== Work to complete ==
Transcribe all the records with complete accuracy.

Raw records

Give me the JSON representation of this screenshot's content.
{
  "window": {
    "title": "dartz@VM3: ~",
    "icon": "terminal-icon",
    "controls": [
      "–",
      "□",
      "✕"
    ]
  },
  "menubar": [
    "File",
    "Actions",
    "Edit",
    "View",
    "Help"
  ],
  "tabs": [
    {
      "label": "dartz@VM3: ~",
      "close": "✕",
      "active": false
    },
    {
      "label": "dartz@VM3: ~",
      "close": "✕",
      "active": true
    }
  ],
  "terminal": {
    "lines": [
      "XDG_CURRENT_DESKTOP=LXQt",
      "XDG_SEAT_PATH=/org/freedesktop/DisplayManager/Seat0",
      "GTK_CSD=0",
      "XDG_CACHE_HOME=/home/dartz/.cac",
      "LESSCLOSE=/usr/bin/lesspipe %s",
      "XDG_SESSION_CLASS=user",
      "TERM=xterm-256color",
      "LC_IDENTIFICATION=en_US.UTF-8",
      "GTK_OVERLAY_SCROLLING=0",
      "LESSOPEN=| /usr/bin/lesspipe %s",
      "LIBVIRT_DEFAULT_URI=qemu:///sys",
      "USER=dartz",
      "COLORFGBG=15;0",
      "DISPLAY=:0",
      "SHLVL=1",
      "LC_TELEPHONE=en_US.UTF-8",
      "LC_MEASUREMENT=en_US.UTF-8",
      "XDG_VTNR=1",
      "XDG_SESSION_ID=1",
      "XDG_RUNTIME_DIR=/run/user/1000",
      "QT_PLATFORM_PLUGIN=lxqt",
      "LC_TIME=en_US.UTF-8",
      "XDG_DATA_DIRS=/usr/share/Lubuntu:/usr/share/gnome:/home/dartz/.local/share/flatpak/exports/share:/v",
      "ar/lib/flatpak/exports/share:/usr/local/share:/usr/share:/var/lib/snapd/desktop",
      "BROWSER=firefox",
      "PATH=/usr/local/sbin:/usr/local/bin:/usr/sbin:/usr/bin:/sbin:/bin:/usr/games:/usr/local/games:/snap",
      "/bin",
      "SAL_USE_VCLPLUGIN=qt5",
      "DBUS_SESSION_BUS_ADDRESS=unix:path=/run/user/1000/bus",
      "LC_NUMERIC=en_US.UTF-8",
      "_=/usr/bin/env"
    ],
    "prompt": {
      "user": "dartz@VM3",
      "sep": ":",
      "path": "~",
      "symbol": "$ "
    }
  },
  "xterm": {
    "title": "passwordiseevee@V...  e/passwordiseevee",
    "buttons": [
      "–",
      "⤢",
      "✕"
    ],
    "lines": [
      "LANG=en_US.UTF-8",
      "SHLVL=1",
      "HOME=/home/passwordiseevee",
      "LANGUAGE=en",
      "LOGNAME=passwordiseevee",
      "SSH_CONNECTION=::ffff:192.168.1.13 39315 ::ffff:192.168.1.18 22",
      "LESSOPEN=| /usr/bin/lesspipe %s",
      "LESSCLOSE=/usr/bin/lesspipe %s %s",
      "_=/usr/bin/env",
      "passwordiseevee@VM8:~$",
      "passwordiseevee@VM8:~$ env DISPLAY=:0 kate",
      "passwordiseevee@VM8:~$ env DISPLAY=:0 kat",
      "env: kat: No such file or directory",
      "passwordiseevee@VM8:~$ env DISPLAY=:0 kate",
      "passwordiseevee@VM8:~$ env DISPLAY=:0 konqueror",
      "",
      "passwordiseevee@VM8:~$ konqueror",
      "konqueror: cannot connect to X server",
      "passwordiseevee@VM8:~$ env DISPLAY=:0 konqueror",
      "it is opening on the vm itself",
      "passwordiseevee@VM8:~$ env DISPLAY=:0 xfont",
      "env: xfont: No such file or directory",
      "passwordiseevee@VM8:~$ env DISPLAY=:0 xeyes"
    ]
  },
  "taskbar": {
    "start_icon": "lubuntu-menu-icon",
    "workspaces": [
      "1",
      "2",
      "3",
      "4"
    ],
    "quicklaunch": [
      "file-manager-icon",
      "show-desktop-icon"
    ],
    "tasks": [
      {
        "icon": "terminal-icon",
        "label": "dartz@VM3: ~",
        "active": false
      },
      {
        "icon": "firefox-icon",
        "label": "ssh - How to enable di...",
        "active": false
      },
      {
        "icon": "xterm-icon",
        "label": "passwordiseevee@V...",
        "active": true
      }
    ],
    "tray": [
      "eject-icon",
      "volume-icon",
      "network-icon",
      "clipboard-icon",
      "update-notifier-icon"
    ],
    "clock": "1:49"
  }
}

== Expected answer ==
Give me the JSON representation of this screenshot's content.
{
  "window": {
    "title": "dartz@VM3: ~",
    "icon": "terminal-icon",
    "controls": [
      "–",
      "□",
      "✕"
    ]
  },
  "menubar": [
    "File",
    "Actions",
    "Edit",
    "View",
    "Help"
  ],
  "tabs": [
    {
      "label": "dartz@VM3: ~",
      "close": "✕",
      "active": false
    },
    {
      "label": "dartz@VM3: ~",
      "close": "✕",
      "active": true
    }
  ],
  "terminal": {
    "lines": [
      "XDG_CURRENT_DESKTOP=LXQt",
      "XDG_SEAT_PATH=/org/freedesktop/DisplayManager/Seat0",
      "GTK_CSD=0",
      "XDG_CACHE_HOME=/home/dartz/.cac",
      "LESSCLOSE=/usr/bin/lesspipe %s",
      "XDG_SESSION_CLASS=user",
      "TERM=xterm-256color",
      "LC_IDENTIFICATION=en_US.UTF-8",
      "GTK_OVERLAY_SCROLLING=0",
      "LESSOPEN=| /usr/bin/lesspipe %s",
      "LIBVIRT_DEFAULT_URI=qemu:///sys",
      "USER=dartz",
      "COLORFGBG=15;0",
      "DISPLAY=:0",
      "SHLVL=1",
      "LC_TELEPHONE=en_US.UTF-8",
      "LC_MEASUREMENT=en_US.UTF-8",
      "XDG_VTNR=1",
      "XDG_SESSION_ID=1",
      "XDG_RUNTIME_DIR=/run/user/1000",
      "QT_PLATFORM_PLUGIN=lxqt",
      "LC_TIME=en_US.UTF-8",
      "XDG_DATA_DIRS=/usr/share/Lubuntu:/usr/share/gnome:/home/dartz/.local/share/flatpak/exports/share:/v",
      "ar/lib/flatpak/exports/share:/usr/local/share:/usr/share:/var/lib/snapd/desktop",
      "BROWSER=firefox",
      "PATH=/usr/local/sbin:/usr/local/bin:/usr/sbin:/usr/bin:/sbin:/bin:/usr/games:/usr/local/games:/snap",
      "/bin",
      "SAL_USE_VCLPLUGIN=qt5",
      "DBUS_SESSION_BUS_ADDRESS=unix:path=/run/user/1000/bus",
      "LC_NUMERIC=en_US.UTF-8",
      "_=/usr/bin/env"
    ],
    "prompt": {
      "user": "dartz@VM3",
      "sep": ":",
      "path": "~",
      "symbol": "$ "
    }
  },
  "xterm": {
    "title": "passwordiseevee@V...  e/passwordiseevee",
    "buttons": [
      "–",
      "⤢",
      "✕"
    ],
    "lines": [
      "LANG=en_US.UTF-8",
      "SHLVL=1",
      "HOME=/home/passwordiseevee",
      "LANGUAGE=en",
      "LOGNAME=passwordiseevee",
      "SSH_CONNECTION=::ffff:192.168.1.13 39315 ::ffff:192.168.1.18 22",
      "LESSOPEN=| /usr/bin/lesspipe %s",
      "LESSCLOSE=/usr/bin/lesspipe %s %s",
      "_=/usr/bin/env",
      "passwordiseevee@VM8:~$",
      "passwordiseevee@VM8:~$ env DISPLAY=:0 kate",
      "passwordiseevee@VM8:~$ env DISPLAY=:0 kat",
      "env: kat: No such file or directory",
      "passwordiseevee@VM8:~$ env DISPLAY=:0 kate",
      "passwordiseevee@VM8:~$ env DISPLAY=:0 konqueror",
      "",
      "passwordiseevee@VM8:~$ konqueror",
      "konqueror: cannot connect to X server",
      "passwordiseevee@VM8:~$ env DISPLAY=:0 konqueror",
      "it is opening on the vm itself",
      "passwordiseevee@VM8:~$ env DISPLAY=:0 xfont",
      "env: xfont: No such file or directory",
      "passwordiseevee@VM8:~$ env DISPLAY=:0 xeyes"
    ]
  },
  "taskbar": {
    "start_icon": "lubuntu-menu-icon",
    "workspaces": [
      "1",
      "2",
      "3",
      "4"
    ],
    "quicklaunch": [
      "file-manager-icon",
      "show-desktop-icon"
    ],
    "tasks": [
      {
        "icon": "terminal-icon",
        "label": "dartz@VM3: ~",
        "active": false
      },
      {
        "icon": "firefox-icon",
        "label": "ssh - How to enable di...",
        "active": false
      },
      {
        "icon": "xterm-icon",
        "label": "passwordiseevee@V...",
        "active": true
      }
    ],
    "tray": [
      "eject-icon",
      "volume-icon",
      "network-icon",
      "clipboard-icon",
      "update-notifier-icon"
    ],
    "clock": "1:49"
  }
}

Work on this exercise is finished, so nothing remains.